§ PROBLEM REQUIREMENTS: The data below needs to be returned exactly, line for line.
□ □ □ □ □
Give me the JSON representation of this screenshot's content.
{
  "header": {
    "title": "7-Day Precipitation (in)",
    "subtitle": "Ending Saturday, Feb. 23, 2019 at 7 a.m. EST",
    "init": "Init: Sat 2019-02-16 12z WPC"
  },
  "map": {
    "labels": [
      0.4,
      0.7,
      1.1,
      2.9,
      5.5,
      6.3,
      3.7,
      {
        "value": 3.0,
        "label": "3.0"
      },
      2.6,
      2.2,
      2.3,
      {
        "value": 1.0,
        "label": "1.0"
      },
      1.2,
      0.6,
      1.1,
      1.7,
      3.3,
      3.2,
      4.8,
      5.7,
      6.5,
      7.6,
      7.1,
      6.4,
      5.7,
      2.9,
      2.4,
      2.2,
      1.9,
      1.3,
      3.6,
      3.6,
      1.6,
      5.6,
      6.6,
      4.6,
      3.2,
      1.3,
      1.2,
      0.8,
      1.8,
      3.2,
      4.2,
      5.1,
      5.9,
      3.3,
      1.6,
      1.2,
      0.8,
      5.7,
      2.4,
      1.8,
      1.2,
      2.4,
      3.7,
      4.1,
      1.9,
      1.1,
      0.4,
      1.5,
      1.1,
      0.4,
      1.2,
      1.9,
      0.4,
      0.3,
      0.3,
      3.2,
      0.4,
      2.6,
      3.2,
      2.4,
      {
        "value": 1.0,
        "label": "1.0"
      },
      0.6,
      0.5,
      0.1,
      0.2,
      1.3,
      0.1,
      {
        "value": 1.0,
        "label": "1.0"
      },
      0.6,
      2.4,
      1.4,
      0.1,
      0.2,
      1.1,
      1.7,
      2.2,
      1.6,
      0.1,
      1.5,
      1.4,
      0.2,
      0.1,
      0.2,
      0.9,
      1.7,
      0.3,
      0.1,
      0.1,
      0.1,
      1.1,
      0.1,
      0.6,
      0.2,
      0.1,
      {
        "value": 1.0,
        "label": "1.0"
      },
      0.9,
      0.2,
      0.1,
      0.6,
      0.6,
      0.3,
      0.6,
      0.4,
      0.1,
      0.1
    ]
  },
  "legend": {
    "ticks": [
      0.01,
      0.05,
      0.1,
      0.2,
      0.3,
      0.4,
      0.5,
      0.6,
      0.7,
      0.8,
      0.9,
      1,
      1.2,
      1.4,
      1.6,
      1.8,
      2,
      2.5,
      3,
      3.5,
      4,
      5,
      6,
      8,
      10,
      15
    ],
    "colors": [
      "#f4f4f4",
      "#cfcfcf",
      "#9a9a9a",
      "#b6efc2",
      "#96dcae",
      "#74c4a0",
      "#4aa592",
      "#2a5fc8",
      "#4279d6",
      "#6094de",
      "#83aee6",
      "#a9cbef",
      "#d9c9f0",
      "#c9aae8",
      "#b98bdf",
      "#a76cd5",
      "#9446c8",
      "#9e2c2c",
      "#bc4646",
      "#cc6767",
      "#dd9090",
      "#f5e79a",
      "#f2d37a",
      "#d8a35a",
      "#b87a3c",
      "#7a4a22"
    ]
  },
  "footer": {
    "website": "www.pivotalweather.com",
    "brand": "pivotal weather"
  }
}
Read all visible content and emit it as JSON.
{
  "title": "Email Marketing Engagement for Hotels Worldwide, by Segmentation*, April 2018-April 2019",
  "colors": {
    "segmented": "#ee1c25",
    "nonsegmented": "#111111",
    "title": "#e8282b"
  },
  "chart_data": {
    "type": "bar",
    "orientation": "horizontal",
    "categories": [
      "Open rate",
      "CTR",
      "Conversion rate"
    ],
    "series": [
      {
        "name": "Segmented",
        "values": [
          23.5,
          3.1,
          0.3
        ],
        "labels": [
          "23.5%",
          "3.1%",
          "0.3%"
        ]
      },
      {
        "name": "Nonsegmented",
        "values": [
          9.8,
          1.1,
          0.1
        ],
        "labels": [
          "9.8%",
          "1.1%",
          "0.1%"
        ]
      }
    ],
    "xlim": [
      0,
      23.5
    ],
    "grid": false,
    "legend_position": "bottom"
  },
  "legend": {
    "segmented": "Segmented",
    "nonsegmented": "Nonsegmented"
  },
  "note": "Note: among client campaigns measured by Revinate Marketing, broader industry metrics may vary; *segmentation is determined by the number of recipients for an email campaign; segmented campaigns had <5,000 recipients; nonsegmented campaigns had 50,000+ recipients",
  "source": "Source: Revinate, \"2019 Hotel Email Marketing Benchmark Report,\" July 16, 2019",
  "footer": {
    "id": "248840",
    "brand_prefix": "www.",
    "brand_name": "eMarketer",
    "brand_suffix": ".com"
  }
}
□ □ □ □ □
§ RESPONSE FOR THIS EXERCISE:
Give me the JSON representation of this screenshot's content.
{
  "header": {
    "title": "7-Day Precipitation (in)",
    "subtitle": "Ending Saturday, Feb. 23, 2019 at 7 a.m. EST",
    "init": "Init: Sat 2019-02-16 12z WPC"
  },
  "map": {
    "labels": [
      0.4,
      0.7,
      1.1,
      2.9,
      5.5,
      6.3,
      3.7,
      {
        "value": 3.0,
        "label": "3.0"
      },
      2.6,
      2.2,
      2.3,
      {
        "value": 1.0,
        "label": "1.0"
      },
      1.2,
      0.6,
      1.1,
      1.7,
      3.3,
      3.2,
      4.8,
      5.7,
      6.5,
      7.6,
      7.1,
      6.4,
      5.7,
      2.9,
      2.4,
      2.2,
      1.9,
      1.3,
      3.6,
      3.6,
      1.6,
      5.6,
      6.6,
      4.6,
      3.2,
      1.3,
      1.2,
      0.8,
      1.8,
      3.2,
      4.2,
      5.1,
      5.9,
      3.3,
      1.6,
      1.2,
      0.8,
      5.7,
      2.4,
      1.8,
      1.2,
      2.4,
      3.7,
      4.1,
      1.9,
      1.1,
      0.4,
      1.5,
      1.1,
      0.4,
      1.2,
      1.9,
      0.4,
      0.3,
      0.3,
      3.2,
      0.4,
      2.6,
      3.2,
      2.4,
      {
        "value": 1.0,
        "label": "1.0"
      },
      0.6,
      0.5,
      0.1,
      0.2,
      1.3,
      0.1,
      {
        "value": 1.0,
        "label": "1.0"
      },
      0.6,
      2.4,
      1.4,
      0.1,
      0.2,
      1.1,
      1.7,
      2.2,
      1.6,
      0.1,
      1.5,
      1.4,
      0.2,
      0.1,
      0.2,
      0.9,
      1.7,
      0.3,
      0.1,
      0.1,
      0.1,
      1.1,
      0.1,
      0.6,
      0.2,
      0.1,
      {
        "value": 1.0,
        "label": "1.0"
      },
      0.9,
      0.2,
      0.1,
      0.6,
      0.6,
      0.3,
      0.6,
      0.4,
      0.1,
      0.1
    ]
  },
  "legend": {
    "ticks": [
      0.01,
      0.05,
      0.1,
      0.2,
      0.3,
      0.4,
      0.5,
      0.6,
      0.7,
      0.8,
      0.9,
      1,
      1.2,
      1.4,
      1.6,
      1.8,
      2,
      2.5,
      3,
      3.5,
      4,
      5,
      6,
      8,
      10,
      15
    ],
    "colors": [
      "#f4f4f4",
      "#cfcfcf",
      "#9a9a9a",
      "#b6efc2",
      "#96dcae",
      "#74c4a0",
      "#4aa592",
      "#2a5fc8",
      "#4279d6",
      "#6094de",
      "#83aee6",
      "#a9cbef",
      "#d9c9f0",
      "#c9aae8",
      "#b98bdf",
      "#a76cd5",
      "#9446c8",
      "#9e2c2c",
      "#bc4646",
      "#cc6767",
      "#dd9090",
      "#f5e79a",
      "#f2d37a",
      "#d8a35a",
      "#b87a3c",
      "#7a4a22"
    ]
  },
  "footer": {
    "website": "www.pivotalweather.com",
    "brand": "pivotal weather"
  }
}
Read all visible content and emit it as JSON.
{
  "title": "Email Marketing Engagement for Hotels Worldwide, by Segmentation*, April 2018-April 2019",
  "colors": {
    "segmented": "#ee1c25",
    "nonsegmented": "#111111",
    "title": "#e8282b"
  },
  "chart_data": {
    "type": "bar",
    "orientation": "horizontal",
    "categories": [
      "Open rate",
      "CTR",
      "Conversion rate"
    ],
    "series": [
      {
        "name": "Segmented",
        "values": [
          23.5,
          3.1,
          0.3
        ],
        "labels": [
          "23.5%",
          "3.1%",
          "0.3%"
        ]
      },
      {
        "name": "Nonsegmented",
        "values": [
          9.8,
          1.1,
          0.1
        ],
        "labels": [
          "9.8%",
          "1.1%",
          "0.1%"
        ]
      }
    ],
    "xlim": [
      0,
      23.5
    ],
    "grid": false,
    "legend_position": "bottom"
  },
  "legend": {
    "segmented": "Segmented",
    "nonsegmented": "Nonsegmented"
  },
  "note": "Note: among client campaigns measured by Revinate Marketing, broader industry metrics may vary; *segmentation is determined by the number of recipients for an email campaign; segmented campaigns had <5,000 recipients; nonsegmented campaigns had 50,000+ recipients",
  "source": "Source: Revinate, \"2019 Hotel Email Marketing Benchmark Report,\" July 16, 2019",
  "footer": {
    "id": "248840",
    "brand_prefix": "www.",
    "brand_name": "eMarketer",
    "brand_suffix": ".com"
  }
}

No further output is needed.